------ Text section

In March 2023, we reported on the High Court decision in Allianz Insurance plc v University of Exeter, in which the court:

  • held that damage caused in 2021 by the controlled detonation of a World War II (WWII) bomb was "occasioned by war" and thus fell within the scope of a War Exclusion clause; and
  • granted the declaration sought by Allianz that it was entitled to decline the university's insurance claim.

The Court of Appeal has now dismissed the university's appeal in University of Exeter v Allianz Insurance PLC and confirmed that the damage was excluded from the applicable insurance policy.

Notably, Lord Justice Coulson commented that while "unguided gut feeling" may suggest that damage caused by the controlled detonation of a bomb in 2021 – 76 years after the end of WWII – was not "occasioned by war", the approach to legal causation is however "more nuanced" and is subject to "specific rules and principles".

We examine the Court of Appeal's decision, as well as some of the specific rules and principles applied, in more detail below.

Background summary: Allianz Insurance plc v University of Exeter

Our earlier article summarises the background facts in full. In brief:

  • the University of Exeter had submitted a claim on its insurance policy in respect of physical damage to halls of residence and business interruption, following the controlled detonation of a WWII bomb which had been dropped by German forces in 1942.

------------
------ Data excerpts

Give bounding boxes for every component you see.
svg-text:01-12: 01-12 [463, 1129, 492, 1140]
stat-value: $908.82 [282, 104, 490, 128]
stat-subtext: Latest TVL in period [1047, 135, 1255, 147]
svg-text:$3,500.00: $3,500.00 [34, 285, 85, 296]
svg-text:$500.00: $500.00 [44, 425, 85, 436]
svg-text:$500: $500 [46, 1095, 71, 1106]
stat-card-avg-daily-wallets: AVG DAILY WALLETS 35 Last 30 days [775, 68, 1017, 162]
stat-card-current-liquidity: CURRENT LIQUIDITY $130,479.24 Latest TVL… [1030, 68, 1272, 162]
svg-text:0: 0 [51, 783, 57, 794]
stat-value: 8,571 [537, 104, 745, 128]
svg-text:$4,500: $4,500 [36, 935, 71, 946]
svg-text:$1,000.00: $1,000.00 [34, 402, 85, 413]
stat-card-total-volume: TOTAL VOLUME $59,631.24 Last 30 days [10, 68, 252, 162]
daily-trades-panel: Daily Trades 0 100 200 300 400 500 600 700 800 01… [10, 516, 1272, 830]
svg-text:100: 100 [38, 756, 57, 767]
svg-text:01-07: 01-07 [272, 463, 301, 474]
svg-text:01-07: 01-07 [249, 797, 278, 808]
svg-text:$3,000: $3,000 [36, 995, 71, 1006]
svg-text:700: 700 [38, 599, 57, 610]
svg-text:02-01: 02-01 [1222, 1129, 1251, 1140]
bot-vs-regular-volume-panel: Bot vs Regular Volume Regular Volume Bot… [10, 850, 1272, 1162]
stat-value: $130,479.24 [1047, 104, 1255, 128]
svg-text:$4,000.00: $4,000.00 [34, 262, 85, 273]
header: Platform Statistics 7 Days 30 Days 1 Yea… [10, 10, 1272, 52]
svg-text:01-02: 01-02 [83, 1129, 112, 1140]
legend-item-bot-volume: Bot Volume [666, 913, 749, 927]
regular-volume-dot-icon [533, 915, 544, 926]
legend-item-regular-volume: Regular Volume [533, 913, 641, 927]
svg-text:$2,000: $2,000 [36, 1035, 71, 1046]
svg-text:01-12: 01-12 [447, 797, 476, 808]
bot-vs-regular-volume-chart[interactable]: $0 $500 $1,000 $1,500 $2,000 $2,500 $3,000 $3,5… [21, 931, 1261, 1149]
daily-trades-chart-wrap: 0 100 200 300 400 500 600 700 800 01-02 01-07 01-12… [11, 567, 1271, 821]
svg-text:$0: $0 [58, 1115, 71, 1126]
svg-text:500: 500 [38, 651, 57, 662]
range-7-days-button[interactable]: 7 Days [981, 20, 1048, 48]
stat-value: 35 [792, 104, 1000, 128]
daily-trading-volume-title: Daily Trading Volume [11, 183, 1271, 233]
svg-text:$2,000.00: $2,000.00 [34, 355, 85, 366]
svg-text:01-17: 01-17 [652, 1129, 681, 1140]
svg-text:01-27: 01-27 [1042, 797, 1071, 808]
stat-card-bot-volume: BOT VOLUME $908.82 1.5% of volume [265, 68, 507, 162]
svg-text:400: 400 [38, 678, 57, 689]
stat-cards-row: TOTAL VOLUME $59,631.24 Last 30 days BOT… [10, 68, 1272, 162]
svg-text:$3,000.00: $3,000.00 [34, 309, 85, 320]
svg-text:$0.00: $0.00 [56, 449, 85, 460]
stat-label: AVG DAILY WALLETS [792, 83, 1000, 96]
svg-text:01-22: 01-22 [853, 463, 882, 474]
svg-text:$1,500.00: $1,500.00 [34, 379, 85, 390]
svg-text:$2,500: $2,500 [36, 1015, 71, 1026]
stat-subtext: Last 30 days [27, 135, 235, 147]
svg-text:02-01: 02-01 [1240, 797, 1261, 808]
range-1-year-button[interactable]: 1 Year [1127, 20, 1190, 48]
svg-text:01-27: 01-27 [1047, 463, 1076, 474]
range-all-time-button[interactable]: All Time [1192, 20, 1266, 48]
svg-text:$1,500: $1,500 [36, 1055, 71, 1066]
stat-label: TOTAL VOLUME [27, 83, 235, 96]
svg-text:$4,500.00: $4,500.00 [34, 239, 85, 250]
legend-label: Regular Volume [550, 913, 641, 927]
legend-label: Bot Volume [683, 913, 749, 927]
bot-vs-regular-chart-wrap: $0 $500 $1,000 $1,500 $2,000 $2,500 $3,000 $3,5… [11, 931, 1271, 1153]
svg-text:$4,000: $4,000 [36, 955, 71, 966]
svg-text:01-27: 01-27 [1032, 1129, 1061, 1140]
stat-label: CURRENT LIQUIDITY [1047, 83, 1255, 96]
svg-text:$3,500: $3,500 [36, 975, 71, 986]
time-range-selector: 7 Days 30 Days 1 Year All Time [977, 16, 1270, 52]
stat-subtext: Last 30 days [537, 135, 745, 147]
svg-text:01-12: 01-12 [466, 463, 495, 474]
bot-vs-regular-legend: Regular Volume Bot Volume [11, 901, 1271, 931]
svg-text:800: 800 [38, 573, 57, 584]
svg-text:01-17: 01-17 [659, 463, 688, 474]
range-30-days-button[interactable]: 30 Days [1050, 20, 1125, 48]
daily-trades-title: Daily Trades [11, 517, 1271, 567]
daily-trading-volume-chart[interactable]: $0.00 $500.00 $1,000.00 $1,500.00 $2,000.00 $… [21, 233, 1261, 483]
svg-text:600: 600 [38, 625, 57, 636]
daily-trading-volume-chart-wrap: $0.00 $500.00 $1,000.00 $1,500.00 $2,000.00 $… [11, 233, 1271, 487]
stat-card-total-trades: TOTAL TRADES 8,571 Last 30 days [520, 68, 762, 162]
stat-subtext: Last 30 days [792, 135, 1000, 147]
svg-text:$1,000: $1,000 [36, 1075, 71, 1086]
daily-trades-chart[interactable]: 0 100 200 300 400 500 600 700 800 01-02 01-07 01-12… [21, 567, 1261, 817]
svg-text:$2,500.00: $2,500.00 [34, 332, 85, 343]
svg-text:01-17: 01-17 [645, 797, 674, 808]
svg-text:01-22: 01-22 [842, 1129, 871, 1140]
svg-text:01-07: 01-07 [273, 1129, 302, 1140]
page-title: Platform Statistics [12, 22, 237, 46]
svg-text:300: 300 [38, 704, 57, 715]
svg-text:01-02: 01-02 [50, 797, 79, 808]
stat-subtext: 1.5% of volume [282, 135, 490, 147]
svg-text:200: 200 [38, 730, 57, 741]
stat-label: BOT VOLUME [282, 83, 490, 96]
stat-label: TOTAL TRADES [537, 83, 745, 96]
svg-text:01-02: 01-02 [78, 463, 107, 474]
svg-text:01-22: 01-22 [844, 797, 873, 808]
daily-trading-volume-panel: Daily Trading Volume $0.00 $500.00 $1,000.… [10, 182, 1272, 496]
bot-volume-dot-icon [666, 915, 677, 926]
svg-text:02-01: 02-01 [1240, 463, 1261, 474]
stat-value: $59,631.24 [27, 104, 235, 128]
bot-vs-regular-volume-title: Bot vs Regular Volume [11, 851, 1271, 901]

------------

▸ Exercise instructions
1 > Please write out the passage of the article on the University of Exeter bomb damage case starting at "In March 2023, we" and ending at "university's insurance claim.".
2 > Extend the article on the University of Exeter bomb damage case, picking up right after its final sentence.

▸ Per-task answers
1 >
In March 2023, we reported on the High Court decision in Allianz Insurance plc v University of Exeter, in which the court:

  • held that damage caused in 2021 by the controlled detonation of a World War II (WWII) bomb was "occasioned by war" and thus fell within the scope of a War Exclusion clause; and
  • granted the declaration sought by Allianz that it was entitled to decline the university's insurance claim.

2 >
  • the intended "Low Order Technique" (LOT) methodology of detonation, which attempts to limit the explosion, did not succeed and instead resulted in the full detonation of the bomb and the consequent damage.
  • Allianz declined the university's claim on the basis that the loss and damage suffered fell within the scope of the War Exclusion clause in the policy, being loss and damage "occasioned by war".
  • it was common ground between the parties that in order to determine whether the damage was "occasioned by war" the court would need to apply the proximate cause test.
  • at first instance, the court had held that:
    1.  the dropping of the bomb was the "obvious proximate cause" of the damage;
    2.  in the alternative, if this was wrong and the dropping of the bomb was not "the" proximate cause, it was satisfied that it was "a" proximate cause;
    3.  by operation of the "concurrent causes" rule (described below in more detail), it was sufficient for the dropping of the bomb to be "a" proximate cause in order for the exclusion to apply.

The key issue on appeal: was the damage "occasioned by war"?

The general insuring clause of the policy was structured such that no liability to indemnify in respect of loss "occasioned by war" ever arose.

The issue on appeal was whether the loss and damage caused in 2021 by the controlled detonation of the bomb was "occasioned by war" and therefore excluded from the scope of the university's cover.

Lord Justice Coulson set out the general principles of the "proximate cause" rule, confirming that:

  • proximate cause does not mean "the last in time" but rather the "dominant, effective or efficient cause of the loss" – as the Supreme Court explained in FCA v Arch, the cause which is "truly proximate" is "that which is proximate in efficiency";
  • where there are "concurrent causes of approximately equal efficiency", one being an insured peril and the other being excluded by the policy, the concurrent causes rule will apply[1] and the exclusion will prevail.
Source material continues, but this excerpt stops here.